→ **Objective**
Below is a listing; copy all of it exactly.

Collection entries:
----
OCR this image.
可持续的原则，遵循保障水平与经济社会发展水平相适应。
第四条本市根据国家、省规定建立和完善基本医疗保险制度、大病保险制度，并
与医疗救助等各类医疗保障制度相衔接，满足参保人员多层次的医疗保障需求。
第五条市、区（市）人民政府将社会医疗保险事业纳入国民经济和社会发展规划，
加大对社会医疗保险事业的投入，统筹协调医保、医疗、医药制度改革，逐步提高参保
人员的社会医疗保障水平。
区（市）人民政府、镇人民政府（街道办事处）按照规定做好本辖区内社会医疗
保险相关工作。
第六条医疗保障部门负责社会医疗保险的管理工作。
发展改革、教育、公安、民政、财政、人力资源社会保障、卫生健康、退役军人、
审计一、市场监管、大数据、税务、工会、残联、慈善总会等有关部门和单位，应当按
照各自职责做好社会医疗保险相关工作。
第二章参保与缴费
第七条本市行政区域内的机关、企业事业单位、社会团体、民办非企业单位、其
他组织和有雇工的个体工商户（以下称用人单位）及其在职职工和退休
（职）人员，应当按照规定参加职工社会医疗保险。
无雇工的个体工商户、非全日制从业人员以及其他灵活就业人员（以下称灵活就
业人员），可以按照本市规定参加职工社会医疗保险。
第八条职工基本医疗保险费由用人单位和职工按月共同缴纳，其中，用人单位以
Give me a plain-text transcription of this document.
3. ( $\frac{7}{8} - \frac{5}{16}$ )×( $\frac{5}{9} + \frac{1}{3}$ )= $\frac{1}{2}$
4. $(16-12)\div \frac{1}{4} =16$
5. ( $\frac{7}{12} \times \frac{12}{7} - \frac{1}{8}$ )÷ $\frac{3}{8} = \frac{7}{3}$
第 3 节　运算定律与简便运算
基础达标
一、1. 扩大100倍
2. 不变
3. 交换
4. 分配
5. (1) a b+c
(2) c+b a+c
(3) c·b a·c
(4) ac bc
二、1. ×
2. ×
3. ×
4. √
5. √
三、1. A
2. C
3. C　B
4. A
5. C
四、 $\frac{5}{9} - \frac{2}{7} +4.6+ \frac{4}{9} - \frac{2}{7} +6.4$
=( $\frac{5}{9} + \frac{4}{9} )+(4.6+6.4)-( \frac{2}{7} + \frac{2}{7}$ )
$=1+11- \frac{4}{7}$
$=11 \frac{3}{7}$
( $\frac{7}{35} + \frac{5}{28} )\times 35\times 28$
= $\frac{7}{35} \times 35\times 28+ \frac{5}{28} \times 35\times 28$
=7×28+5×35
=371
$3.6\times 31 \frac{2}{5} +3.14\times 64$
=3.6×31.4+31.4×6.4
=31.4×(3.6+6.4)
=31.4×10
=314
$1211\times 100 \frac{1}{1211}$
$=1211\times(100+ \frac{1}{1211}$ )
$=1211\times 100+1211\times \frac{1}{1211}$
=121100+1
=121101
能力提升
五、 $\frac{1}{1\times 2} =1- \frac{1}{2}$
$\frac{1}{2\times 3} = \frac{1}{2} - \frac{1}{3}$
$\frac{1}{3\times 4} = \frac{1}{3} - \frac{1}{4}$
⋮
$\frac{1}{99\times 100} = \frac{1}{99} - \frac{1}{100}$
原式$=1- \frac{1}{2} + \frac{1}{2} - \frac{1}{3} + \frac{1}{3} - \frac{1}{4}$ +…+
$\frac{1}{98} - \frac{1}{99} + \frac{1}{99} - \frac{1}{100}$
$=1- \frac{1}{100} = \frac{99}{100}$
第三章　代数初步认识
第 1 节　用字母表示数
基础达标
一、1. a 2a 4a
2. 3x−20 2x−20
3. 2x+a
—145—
----
→ **Task response**
OCR this image.
可持续的原则，遵循保障水平与经济社会发展水平相适应。
第四条本市根据国家、省规定建立和完善基本医疗保险制度、大病保险制度，并
与医疗救助等各类医疗保障制度相衔接，满足参保人员多层次的医疗保障需求。
第五条市、区（市）人民政府将社会医疗保险事业纳入国民经济和社会发展规划，
加大对社会医疗保险事业的投入，统筹协调医保、医疗、医药制度改革，逐步提高参保
人员的社会医疗保障水平。
区（市）人民政府、镇人民政府（街道办事处）按照规定做好本辖区内社会医疗
保险相关工作。
第六条医疗保障部门负责社会医疗保险的管理工作。
发展改革、教育、公安、民政、财政、人力资源社会保障、卫生健康、退役军人、
审计一、市场监管、大数据、税务、工会、残联、慈善总会等有关部门和单位，应当按
照各自职责做好社会医疗保险相关工作。
第二章参保与缴费
第七条本市行政区域内的机关、企业事业单位、社会团体、民办非企业单位、其
他组织和有雇工的个体工商户（以下称用人单位）及其在职职工和退休
（职）人员，应当按照规定参加职工社会医疗保险。
无雇工的个体工商户、非全日制从业人员以及其他灵活就业人员（以下称灵活就
业人员），可以按照本市规定参加职工社会医疗保险。
第八条职工基本医疗保险费由用人单位和职工按月共同缴纳，其中，用人单位以
Give me a plain-text transcription of this document.
3. ( $\frac{7}{8} - \frac{5}{16}$ )×( $\frac{5}{9} + \frac{1}{3}$ )= $\frac{1}{2}$
4. $(16-12)\div \frac{1}{4} =16$
5. ( $\frac{7}{12} \times \frac{12}{7} - \frac{1}{8}$ )÷ $\frac{3}{8} = \frac{7}{3}$
第 3 节　运算定律与简便运算
基础达标
一、1. 扩大100倍
2. 不变
3. 交换
4. 分配
5. (1) a b+c
(2) c+b a+c
(3) c·b a·c
(4) ac bc
二、1. ×
2. ×
3. ×
4. √
5. √
三、1. A
2. C
3. C　B
4. A
5. C
四、 $\frac{5}{9} - \frac{2}{7} +4.6+ \frac{4}{9} - \frac{2}{7} +6.4$
=( $\frac{5}{9} + \frac{4}{9} )+(4.6+6.4)-( \frac{2}{7} + \frac{2}{7}$ )
$=1+11- \frac{4}{7}$
$=11 \frac{3}{7}$
( $\frac{7}{35} + \frac{5}{28} )\times 35\times 28$
= $\frac{7}{35} \times 35\times 28+ \frac{5}{28} \times 35\times 28$
=7×28+5×35
=371
$3.6\times 31 \frac{2}{5} +3.14\times 64$
=3.6×31.4+31.4×6.4
=31.4×(3.6+6.4)
=31.4×10
=314
$1211\times 100 \frac{1}{1211}$
$=1211\times(100+ \frac{1}{1211}$ )
$=1211\times 100+1211\times \frac{1}{1211}$
=121100+1
=121101
能力提升
五、 $\frac{1}{1\times 2} =1- \frac{1}{2}$
$\frac{1}{2\times 3} = \frac{1}{2} - \frac{1}{3}$
$\frac{1}{3\times 4} = \frac{1}{3} - \frac{1}{4}$
⋮
$\frac{1}{99\times 100} = \frac{1}{99} - \frac{1}{100}$
原式$=1- \frac{1}{2} + \frac{1}{2} - \frac{1}{3} + \frac{1}{3} - \frac{1}{4}$ +…+
$\frac{1}{98} - \frac{1}{99} + \frac{1}{99} - \frac{1}{100}$
$=1- \frac{1}{100} = \frac{99}{100}$
第三章　代数初步认识
第 1 节　用字母表示数
基础达标
一、1. a 2a 4a
2. 3x−20 2x−20
3. 2x+a
—145—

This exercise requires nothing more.